> Record excerpts
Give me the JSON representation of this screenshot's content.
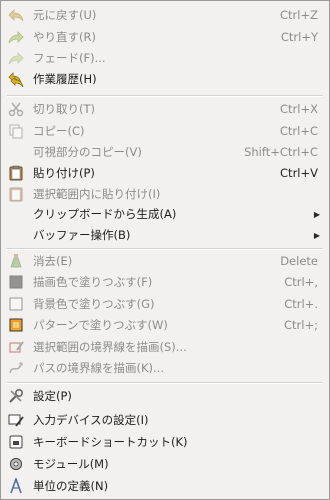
{
  "menu": {
    "items": [
      {
        "label": "元に戻す(U)",
        "shortcut": "Ctrl+Z",
        "icon": "undo-icon",
        "enabled": false
      },
      {
        "label": "やり直す(R)",
        "shortcut": "Ctrl+Y",
        "icon": "redo-icon",
        "enabled": false
      },
      {
        "label": "フェード(F)...",
        "shortcut": "",
        "icon": "fade-icon",
        "enabled": false
      },
      {
        "label": "作業履歴(H)",
        "shortcut": "",
        "icon": "history-icon",
        "enabled": true
      },
      {
        "label": "切り取り(T)",
        "shortcut": "Ctrl+X",
        "icon": "cut-icon",
        "enabled": false
      },
      {
        "label": "コピー(C)",
        "shortcut": "Ctrl+C",
        "icon": "copy-icon",
        "enabled": false
      },
      {
        "label": "可視部分のコピー(V)",
        "shortcut": "Shift+Ctrl+C",
        "icon": "",
        "enabled": false
      },
      {
        "label": "貼り付け(P)",
        "shortcut": "Ctrl+V",
        "icon": "paste-icon",
        "enabled": true
      },
      {
        "label": "選択範囲内に貼り付け(I)",
        "shortcut": "",
        "icon": "paste-into-icon",
        "enabled": false
      },
      {
        "label": "クリップボードから生成(A)",
        "shortcut": "",
        "icon": "",
        "enabled": true,
        "submenu": true
      },
      {
        "label": "バッファー操作(B)",
        "shortcut": "",
        "icon": "",
        "enabled": true,
        "submenu": true
      },
      {
        "label": "消去(E)",
        "shortcut": "Delete",
        "icon": "clear-icon",
        "enabled": false
      },
      {
        "label": "描画色で塗りつぶす(F)",
        "shortcut": "Ctrl+,",
        "icon": "fill-fg-icon",
        "enabled": false
      },
      {
        "label": "背景色で塗りつぶす(G)",
        "shortcut": "Ctrl+.",
        "icon": "fill-bg-icon",
        "enabled": false
      },
      {
        "label": "パターンで塗りつぶす(W)",
        "shortcut": "Ctrl+;",
        "icon": "fill-pattern-icon",
        "enabled": false
      },
      {
        "label": "選択範囲の境界線を描画(S)...",
        "shortcut": "",
        "icon": "stroke-selection-icon",
        "enabled": false
      },
      {
        "label": "パスの境界線を描画(K)...",
        "shortcut": "",
        "icon": "stroke-path-icon",
        "enabled": false
      },
      {
        "label": "設定(P)",
        "shortcut": "",
        "icon": "preferences-icon",
        "enabled": true
      },
      {
        "label": "入力デバイスの設定(I)",
        "shortcut": "",
        "icon": "input-devices-icon",
        "enabled": true
      },
      {
        "label": "キーボードショートカット(K)",
        "shortcut": "",
        "icon": "keyboard-icon",
        "enabled": true
      },
      {
        "label": "モジュール(M)",
        "shortcut": "",
        "icon": "modules-icon",
        "enabled": true
      },
      {
        "label": "単位の定義(N)",
        "shortcut": "",
        "icon": "units-icon",
        "enabled": true
      }
    ],
    "submenu_arrow": "▶"
  }
}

> Your objective
Every line containing the string "Ctrl" must be listed.

> Solution for this task
        "shortcut": "Ctrl+Z",
        "shortcut": "Ctrl+Y",
        "shortcut": "Ctrl+X",
        "shortcut": "Ctrl+C",
        "shortcut": "Shift+Ctrl+C",
        "shortcut": "Ctrl+V",
        "shortcut": "Ctrl+,",
        "shortcut": "Ctrl+.",
        "shortcut": "Ctrl+;",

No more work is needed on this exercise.